Work to complete –
Down to the final line, print the records below exactly and without pictures.

Dataset entries:

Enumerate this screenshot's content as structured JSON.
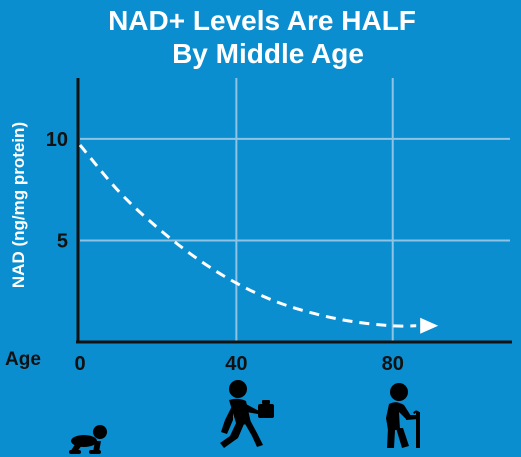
{
  "colors": {
    "background": "#0a8ed0",
    "grid": "#8fc3e3",
    "axis": "#111111",
    "curve": "#ffffff",
    "title": "#ffffff",
    "tick": "#111111",
    "icons": "#000000"
  },
  "chart_data": {
    "type": "line",
    "title_line1": "NAD+ Levels Are HALF",
    "title_line2": "By Middle Age",
    "xlabel": "Age",
    "ylabel": "NAD (ng/mg protein)",
    "xlim": [
      0,
      110
    ],
    "ylim": [
      0,
      13
    ],
    "xticks": [
      "0",
      "40",
      "80"
    ],
    "yticks": [
      "10",
      "5"
    ],
    "grid": true,
    "line_style": "dashed",
    "arrow_at_end": true,
    "series": [
      {
        "x": [
          0,
          10,
          20,
          30,
          40,
          50,
          60,
          70,
          80,
          86
        ],
        "y": [
          9.7,
          7.4,
          5.6,
          4.1,
          2.9,
          2.0,
          1.4,
          1.0,
          0.8,
          0.8
        ]
      }
    ]
  },
  "icons": [
    "baby-crawling-icon",
    "adult-walking-briefcase-icon",
    "elderly-cane-icon"
  ]
}
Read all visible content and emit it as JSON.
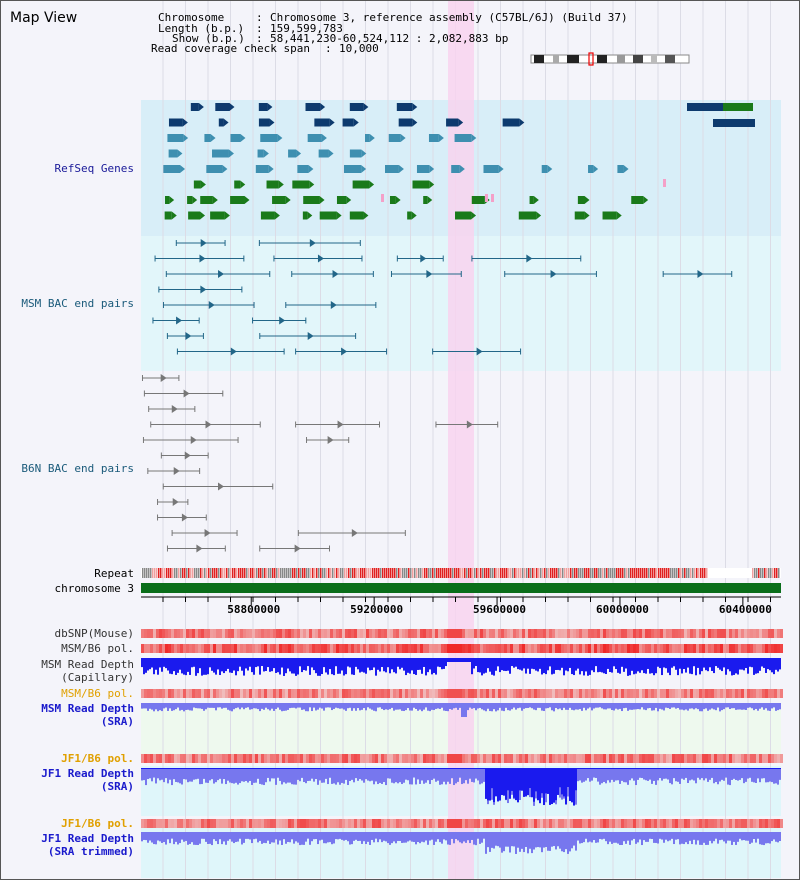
{
  "title": "Map View",
  "info": {
    "chromosome_key": "Chromosome",
    "chromosome_val": "Chromosome 3, reference assembly (C57BL/6J) (Build 37)",
    "length_key": "Length (b.p.)",
    "length_val": "159,599,783",
    "show_key": "Show (b.p.)",
    "show_val": "58,441,230-60,524,112 : 2,082,883 bp",
    "span_key": "Read coverage check span",
    "span_val": "10,000"
  },
  "tracks": {
    "refseq": "RefSeq Genes",
    "msm_bac": "MSM BAC end pairs",
    "b6n_bac": "B6N BAC end pairs",
    "repeat": "Repeat",
    "chromosome": "chromosome 3",
    "dbsnp": "dbSNP(Mouse)",
    "msm_b6_pol": "MSM/B6 pol.",
    "msm_depth_cap_1": "MSM Read Depth",
    "msm_depth_cap_2": "(Capillary)",
    "msm_b6_pol_2": "MSM/B6 pol.",
    "msm_depth_sra_1": "MSM Read Depth",
    "msm_depth_sra_2": "(SRA)",
    "jf1_b6_pol": "JF1/B6 pol.",
    "jf1_depth_sra_1": "JF1 Read Depth",
    "jf1_depth_sra_2": "(SRA)",
    "jf1_b6_pol_2": "JF1/B6 pol.",
    "jf1_depth_trim_1": "JF1 Read Depth",
    "jf1_depth_trim_2": "(SRA trimmed)"
  },
  "ruler": {
    "ticks": [
      "58800000",
      "59200000",
      "59600000",
      "60000000",
      "60400000"
    ],
    "range": [
      58441230,
      60524112
    ]
  },
  "colors": {
    "refseq_bg": "#d8eef8",
    "msm_bg": "#e2f6fa",
    "b6n_bg": "#f4f4fa",
    "highlight": "#f8d4ee",
    "gene_dark": "#0d3a6e",
    "gene_mid": "#3e8fb0",
    "gene_green": "#1a7a1a",
    "msm_pair": "#226688",
    "b6n_pair": "#777777",
    "chrom": "#0a6e1a",
    "depth_blue": "#1a1aee",
    "depth_light": "#7777ee",
    "label_refseq": "#1a1a99",
    "label_msm": "#1a5a7a",
    "label_orange": "#e0a000",
    "label_jf1": "#1a1acc"
  }
}
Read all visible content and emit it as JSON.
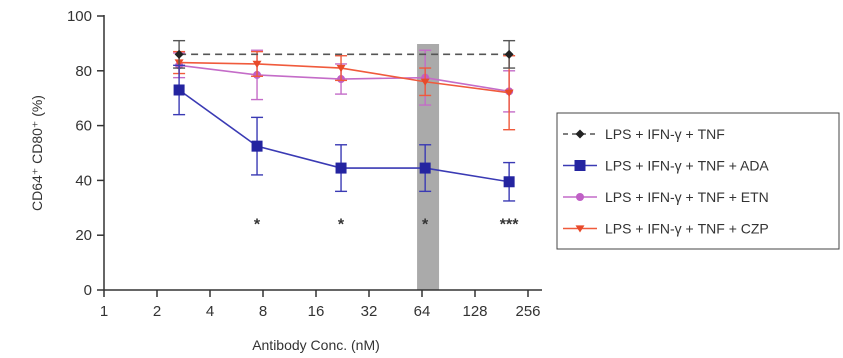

Solved problem –
Enumerate this screenshot's content as structured JSON.
{
  "colors": {
    "background": "#0a8ed0",
    "grid": "#8fc3e3",
    "axis": "#111111",
    "curve": "#ffffff",
    "title": "#ffffff",
    "tick": "#111111",
    "icons": "#000000"
  },
  "chart_data": {
    "type": "line",
    "title_line1": "NAD+ Levels Are HALF",
    "title_line2": "By Middle Age",
    "xlabel": "Age",
    "ylabel": "NAD (ng/mg protein)",
    "xlim": [
      0,
      110
    ],
    "ylim": [
      0,
      13
    ],
    "xticks": [
      "0",
      "40",
      "80"
    ],
    "yticks": [
      "10",
      "5"
    ],
    "grid": true,
    "line_style": "dashed",
    "arrow_at_end": true,
    "series": [
      {
        "x": [
          0,
          10,
          20,
          30,
          40,
          50,
          60,
          70,
          80,
          86
        ],
        "y": [
          9.7,
          7.4,
          5.6,
          4.1,
          2.9,
          2.0,
          1.4,
          1.0,
          0.8,
          0.8
        ]
      }
    ]
  },
  "icons": [
    "baby-crawling-icon",
    "adult-walking-briefcase-icon",
    "elderly-cane-icon"
  ]
}
Read all visible content and emit it as JSON.
{
  "title": "Map View",
  "info": {
    "chromosome_key": "Chromosome",
    "chromosome_val": "Chromosome 3, reference assembly (C57BL/6J) (Build 37)",
    "length_key": "Length (b.p.)",
    "length_val": "159,599,783",
    "show_key": "Show (b.p.)",
    "show_val": "58,441,230-60,524,112 : 2,082,883 bp",
    "span_key": "Read coverage check span",
    "span_val": "10,000"
  },
  "tracks": {
    "refseq": "RefSeq Genes",
    "msm_bac": "MSM BAC end pairs",
    "b6n_bac": "B6N BAC end pairs",
    "repeat": "Repeat",
    "chromosome": "chromosome 3",
    "dbsnp": "dbSNP(Mouse)",
    "msm_b6_pol": "MSM/B6 pol.",
    "msm_depth_cap_1": "MSM Read Depth",
    "msm_depth_cap_2": "(Capillary)",
    "msm_b6_pol_2": "MSM/B6 pol.",
    "msm_depth_sra_1": "MSM Read Depth",
    "msm_depth_sra_2": "(SRA)",
    "jf1_b6_pol": "JF1/B6 pol.",
    "jf1_depth_sra_1": "JF1 Read Depth",
    "jf1_depth_sra_2": "(SRA)",
    "jf1_b6_pol_2": "JF1/B6 pol.",
    "jf1_depth_trim_1": "JF1 Read Depth",
    "jf1_depth_trim_2": "(SRA trimmed)"
  },
  "ruler": {
    "ticks": [
      "58800000",
      "59200000",
      "59600000",
      "60000000",
      "60400000"
    ],
    "range": [
      58441230,
      60524112
    ]
  },
  "colors": {
    "refseq_bg": "#d8eef8",
    "msm_bg": "#e2f6fa",
    "b6n_bg": "#f4f4fa",
    "highlight": "#f8d4ee",
    "gene_dark": "#0d3a6e",
    "gene_mid": "#3e8fb0",
    "gene_green": "#1a7a1a",
    "msm_pair": "#226688",
    "b6n_pair": "#777777",
    "chrom": "#0a6e1a",
    "depth_blue": "#1a1aee",
    "depth_light": "#7777ee",
    "label_refseq": "#1a1a99",
    "label_msm": "#1a5a7a",
    "label_orange": "#e0a000",
    "label_jf1": "#1a1acc"
  }
}
Read all visible content and emit it as JSON.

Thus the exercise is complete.